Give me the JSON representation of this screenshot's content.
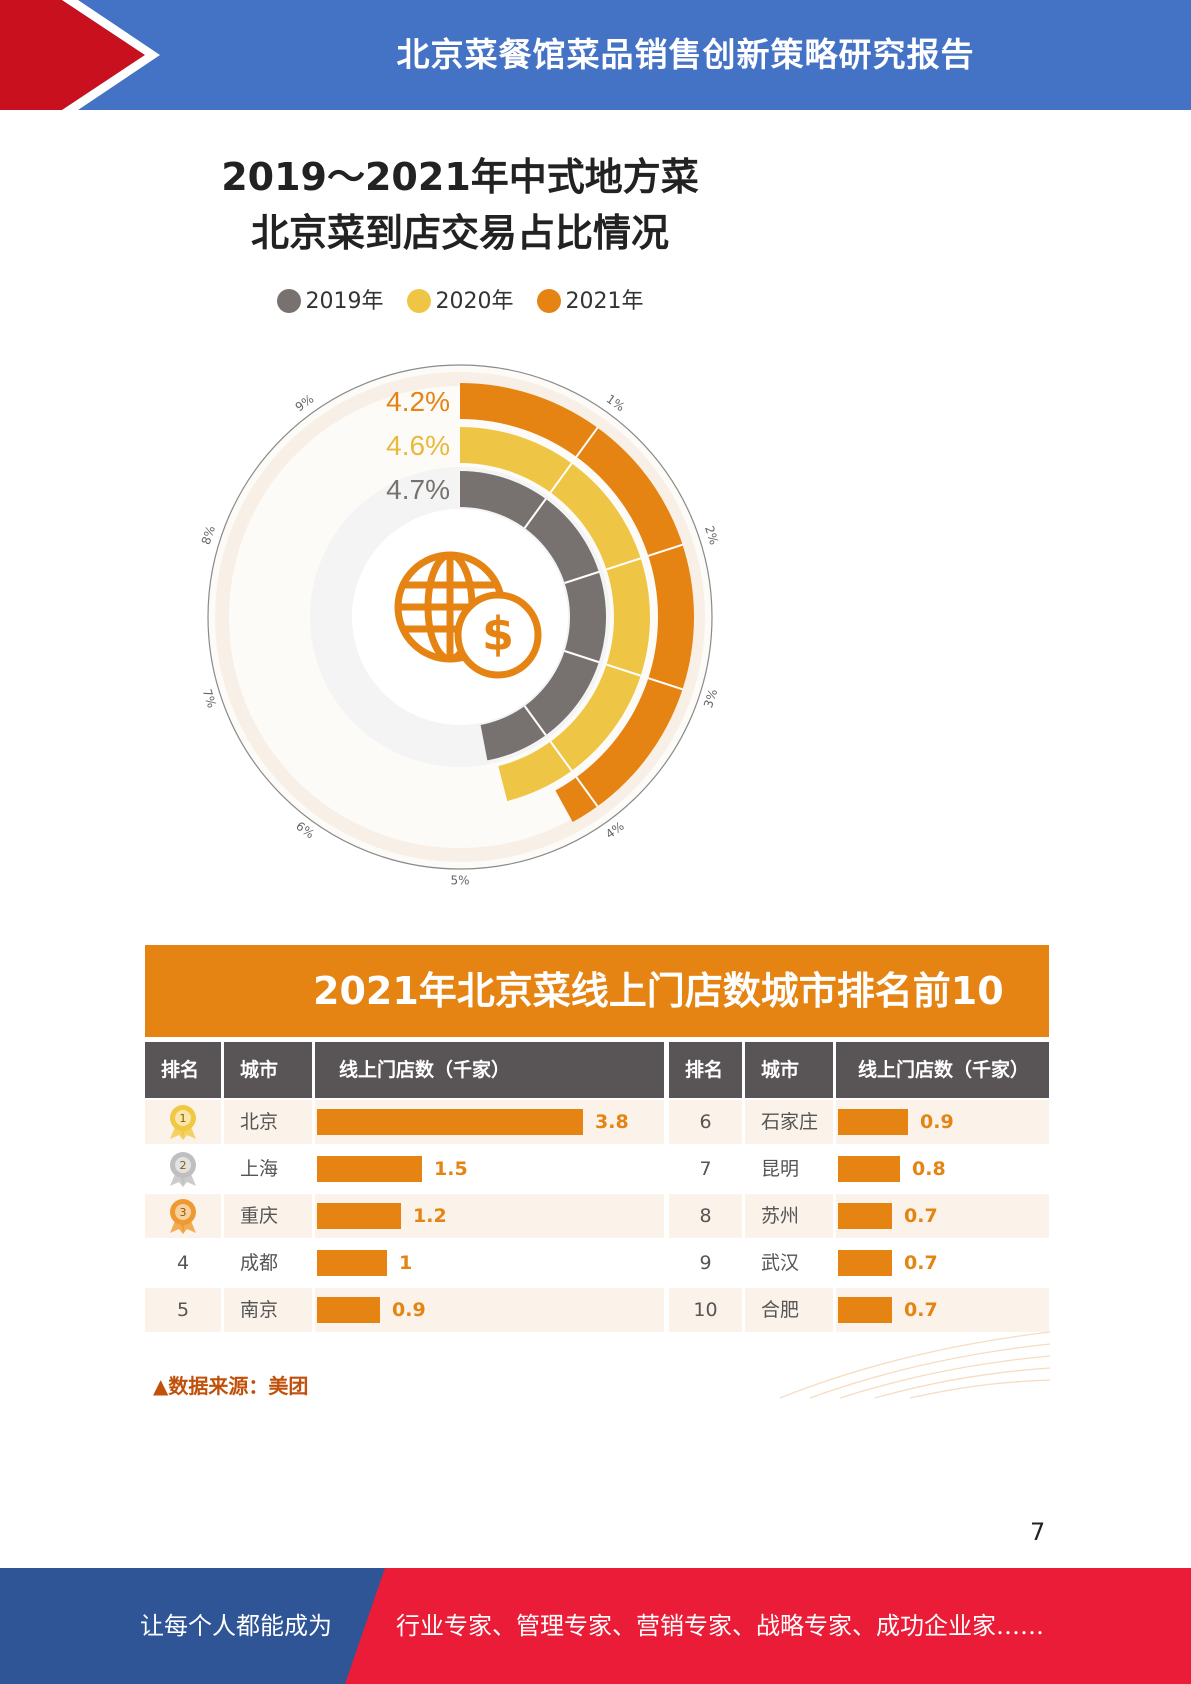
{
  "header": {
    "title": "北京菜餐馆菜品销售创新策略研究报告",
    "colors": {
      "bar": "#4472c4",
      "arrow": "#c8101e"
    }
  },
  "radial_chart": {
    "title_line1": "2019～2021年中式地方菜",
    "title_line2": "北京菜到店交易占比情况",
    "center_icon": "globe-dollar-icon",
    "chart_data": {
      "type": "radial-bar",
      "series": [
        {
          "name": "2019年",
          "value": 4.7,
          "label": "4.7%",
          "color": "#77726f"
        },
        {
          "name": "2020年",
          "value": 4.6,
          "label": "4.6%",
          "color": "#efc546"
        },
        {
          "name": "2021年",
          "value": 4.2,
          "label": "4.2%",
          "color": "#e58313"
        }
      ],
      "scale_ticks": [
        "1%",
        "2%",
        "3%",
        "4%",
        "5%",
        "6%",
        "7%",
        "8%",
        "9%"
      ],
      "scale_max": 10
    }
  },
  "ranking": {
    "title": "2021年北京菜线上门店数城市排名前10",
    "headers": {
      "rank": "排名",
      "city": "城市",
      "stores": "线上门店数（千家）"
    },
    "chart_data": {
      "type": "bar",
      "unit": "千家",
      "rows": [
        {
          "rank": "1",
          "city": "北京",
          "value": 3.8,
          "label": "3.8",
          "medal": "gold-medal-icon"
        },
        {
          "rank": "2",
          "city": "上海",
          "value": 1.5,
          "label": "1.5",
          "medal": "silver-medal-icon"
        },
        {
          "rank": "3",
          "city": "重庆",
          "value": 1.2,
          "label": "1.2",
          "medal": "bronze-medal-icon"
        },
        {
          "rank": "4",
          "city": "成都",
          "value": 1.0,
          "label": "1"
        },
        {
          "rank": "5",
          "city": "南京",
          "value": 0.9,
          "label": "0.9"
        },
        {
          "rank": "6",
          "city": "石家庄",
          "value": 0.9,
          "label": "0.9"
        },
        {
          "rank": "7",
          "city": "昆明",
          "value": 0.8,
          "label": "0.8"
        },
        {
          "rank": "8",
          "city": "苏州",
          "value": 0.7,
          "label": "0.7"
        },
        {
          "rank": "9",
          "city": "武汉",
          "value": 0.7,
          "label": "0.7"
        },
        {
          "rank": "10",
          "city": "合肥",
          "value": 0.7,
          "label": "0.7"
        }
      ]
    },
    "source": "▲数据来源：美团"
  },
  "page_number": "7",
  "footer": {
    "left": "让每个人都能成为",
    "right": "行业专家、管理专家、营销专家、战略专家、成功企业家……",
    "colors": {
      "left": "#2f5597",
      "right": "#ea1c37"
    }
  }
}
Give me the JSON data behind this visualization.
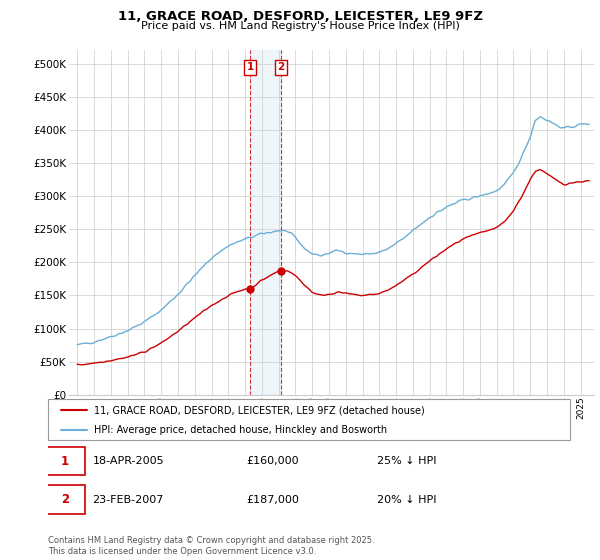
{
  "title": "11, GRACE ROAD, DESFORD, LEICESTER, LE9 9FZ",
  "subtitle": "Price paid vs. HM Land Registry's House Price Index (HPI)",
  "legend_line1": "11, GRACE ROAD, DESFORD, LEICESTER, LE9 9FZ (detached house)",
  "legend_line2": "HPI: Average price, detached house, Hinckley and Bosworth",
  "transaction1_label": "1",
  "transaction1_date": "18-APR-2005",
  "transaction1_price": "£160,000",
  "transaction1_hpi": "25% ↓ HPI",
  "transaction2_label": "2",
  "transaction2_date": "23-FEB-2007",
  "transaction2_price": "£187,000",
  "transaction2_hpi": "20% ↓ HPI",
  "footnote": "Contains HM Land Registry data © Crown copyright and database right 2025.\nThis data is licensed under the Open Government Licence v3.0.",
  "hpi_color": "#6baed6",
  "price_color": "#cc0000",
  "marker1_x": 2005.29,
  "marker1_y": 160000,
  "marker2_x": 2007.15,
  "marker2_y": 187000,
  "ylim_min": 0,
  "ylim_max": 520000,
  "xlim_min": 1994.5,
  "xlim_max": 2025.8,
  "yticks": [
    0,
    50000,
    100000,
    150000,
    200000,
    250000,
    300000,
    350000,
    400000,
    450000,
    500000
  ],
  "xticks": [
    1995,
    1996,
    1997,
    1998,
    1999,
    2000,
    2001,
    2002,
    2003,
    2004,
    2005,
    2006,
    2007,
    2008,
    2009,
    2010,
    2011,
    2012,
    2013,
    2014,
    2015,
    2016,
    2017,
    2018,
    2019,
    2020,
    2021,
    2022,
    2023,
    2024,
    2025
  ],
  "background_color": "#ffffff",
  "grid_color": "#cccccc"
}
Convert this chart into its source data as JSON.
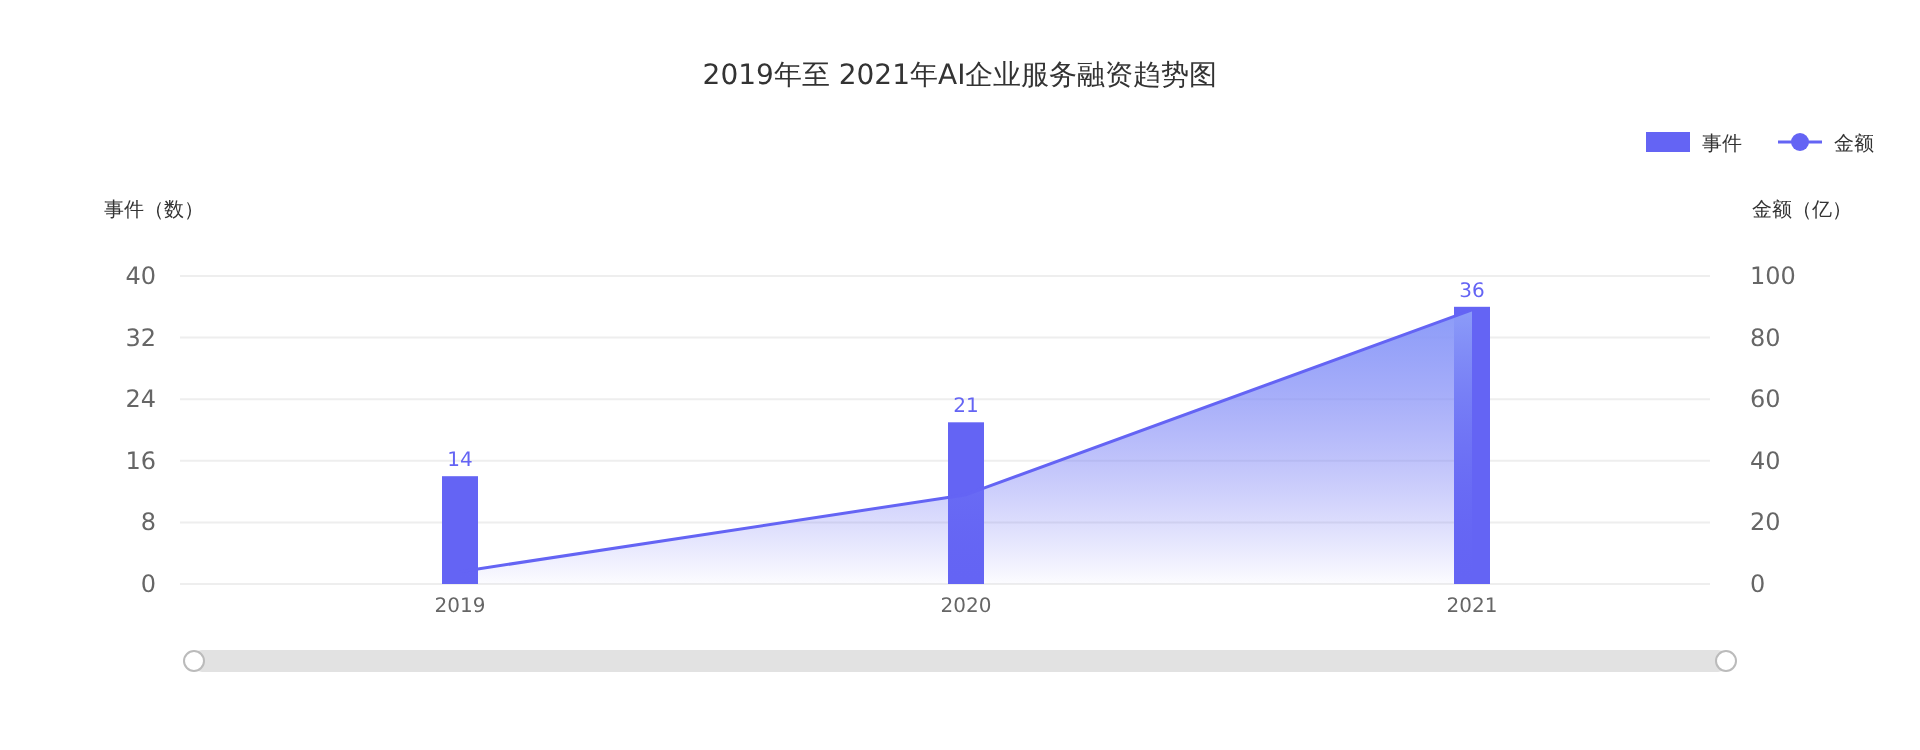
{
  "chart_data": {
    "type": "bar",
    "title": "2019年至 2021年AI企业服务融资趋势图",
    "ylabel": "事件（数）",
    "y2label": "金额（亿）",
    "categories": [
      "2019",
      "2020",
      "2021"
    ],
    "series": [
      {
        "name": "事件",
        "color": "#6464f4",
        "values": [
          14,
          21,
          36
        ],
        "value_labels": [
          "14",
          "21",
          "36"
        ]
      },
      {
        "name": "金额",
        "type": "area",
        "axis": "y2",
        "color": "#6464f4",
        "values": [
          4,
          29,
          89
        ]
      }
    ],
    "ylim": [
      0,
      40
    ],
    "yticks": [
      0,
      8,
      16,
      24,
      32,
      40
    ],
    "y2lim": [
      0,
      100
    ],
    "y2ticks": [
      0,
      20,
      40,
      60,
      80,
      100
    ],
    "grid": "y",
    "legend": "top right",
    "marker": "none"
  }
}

*TASK INSTRUCTIONS*: Retype all of the entries exactly as written, leaving out any images.

*CORRECT RESPONSE*:
Give me the JSON representation of this screenshot's content.
{
  "header": {
    "title": "北京菜餐馆菜品销售创新策略研究报告",
    "colors": {
      "bar": "#4472c4",
      "arrow": "#c8101e"
    }
  },
  "radial_chart": {
    "title_line1": "2019～2021年中式地方菜",
    "title_line2": "北京菜到店交易占比情况",
    "center_icon": "globe-dollar-icon",
    "chart_data": {
      "type": "radial-bar",
      "series": [
        {
          "name": "2019年",
          "value": 4.7,
          "label": "4.7%",
          "color": "#77726f"
        },
        {
          "name": "2020年",
          "value": 4.6,
          "label": "4.6%",
          "color": "#efc546"
        },
        {
          "name": "2021年",
          "value": 4.2,
          "label": "4.2%",
          "color": "#e58313"
        }
      ],
      "scale_ticks": [
        "1%",
        "2%",
        "3%",
        "4%",
        "5%",
        "6%",
        "7%",
        "8%",
        "9%"
      ],
      "scale_max": 10
    }
  },
  "ranking": {
    "title": "2021年北京菜线上门店数城市排名前10",
    "headers": {
      "rank": "排名",
      "city": "城市",
      "stores": "线上门店数（千家）"
    },
    "chart_data": {
      "type": "bar",
      "unit": "千家",
      "rows": [
        {
          "rank": "1",
          "city": "北京",
          "value": 3.8,
          "label": "3.8",
          "medal": "gold-medal-icon"
        },
        {
          "rank": "2",
          "city": "上海",
          "value": 1.5,
          "label": "1.5",
          "medal": "silver-medal-icon"
        },
        {
          "rank": "3",
          "city": "重庆",
          "value": 1.2,
          "label": "1.2",
          "medal": "bronze-medal-icon"
        },
        {
          "rank": "4",
          "city": "成都",
          "value": 1.0,
          "label": "1"
        },
        {
          "rank": "5",
          "city": "南京",
          "value": 0.9,
          "label": "0.9"
        },
        {
          "rank": "6",
          "city": "石家庄",
          "value": 0.9,
          "label": "0.9"
        },
        {
          "rank": "7",
          "city": "昆明",
          "value": 0.8,
          "label": "0.8"
        },
        {
          "rank": "8",
          "city": "苏州",
          "value": 0.7,
          "label": "0.7"
        },
        {
          "rank": "9",
          "city": "武汉",
          "value": 0.7,
          "label": "0.7"
        },
        {
          "rank": "10",
          "city": "合肥",
          "value": 0.7,
          "label": "0.7"
        }
      ]
    },
    "source": "▲数据来源：美团"
  },
  "page_number": "7",
  "footer": {
    "left": "让每个人都能成为",
    "right": "行业专家、管理专家、营销专家、战略专家、成功企业家……",
    "colors": {
      "left": "#2f5597",
      "right": "#ea1c37"
    }
  }
}
Give me the JSON data behind this visualization.
{
  "title": "11, GRACE ROAD, DESFORD, LEICESTER, LE9 9FZ",
  "subtitle": "Price paid vs. HM Land Registry's House Price Index (HPI)",
  "legend_line1": "11, GRACE ROAD, DESFORD, LEICESTER, LE9 9FZ (detached house)",
  "legend_line2": "HPI: Average price, detached house, Hinckley and Bosworth",
  "transaction1_label": "1",
  "transaction1_date": "18-APR-2005",
  "transaction1_price": "£160,000",
  "transaction1_hpi": "25% ↓ HPI",
  "transaction2_label": "2",
  "transaction2_date": "23-FEB-2007",
  "transaction2_price": "£187,000",
  "transaction2_hpi": "20% ↓ HPI",
  "footnote": "Contains HM Land Registry data © Crown copyright and database right 2025.\nThis data is licensed under the Open Government Licence v3.0.",
  "hpi_color": "#6baed6",
  "price_color": "#cc0000",
  "marker1_x": 2005.29,
  "marker1_y": 160000,
  "marker2_x": 2007.15,
  "marker2_y": 187000,
  "ylim_min": 0,
  "ylim_max": 520000,
  "xlim_min": 1994.5,
  "xlim_max": 2025.8,
  "yticks": [
    0,
    50000,
    100000,
    150000,
    200000,
    250000,
    300000,
    350000,
    400000,
    450000,
    500000
  ],
  "xticks": [
    1995,
    1996,
    1997,
    1998,
    1999,
    2000,
    2001,
    2002,
    2003,
    2004,
    2005,
    2006,
    2007,
    2008,
    2009,
    2010,
    2011,
    2012,
    2013,
    2014,
    2015,
    2016,
    2017,
    2018,
    2019,
    2020,
    2021,
    2022,
    2023,
    2024,
    2025
  ],
  "background_color": "#ffffff",
  "grid_color": "#cccccc"
}
Convert this chart into its source data as JSON.
{
  "chart_data": {
    "type": "bar",
    "title": "2019年至 2021年AI企业服务融资趋势图",
    "ylabel": "事件（数）",
    "y2label": "金额（亿）",
    "categories": [
      "2019",
      "2020",
      "2021"
    ],
    "series": [
      {
        "name": "事件",
        "color": "#6464f4",
        "values": [
          14,
          21,
          36
        ],
        "value_labels": [
          "14",
          "21",
          "36"
        ]
      },
      {
        "name": "金额",
        "type": "area",
        "axis": "y2",
        "color": "#6464f4",
        "values": [
          4,
          29,
          89
        ]
      }
    ],
    "ylim": [
      0,
      40
    ],
    "yticks": [
      0,
      8,
      16,
      24,
      32,
      40
    ],
    "y2lim": [
      0,
      100
    ],
    "y2ticks": [
      0,
      20,
      40,
      60,
      80,
      100
    ],
    "grid": "y",
    "legend": "top right",
    "marker": "none"
  }
}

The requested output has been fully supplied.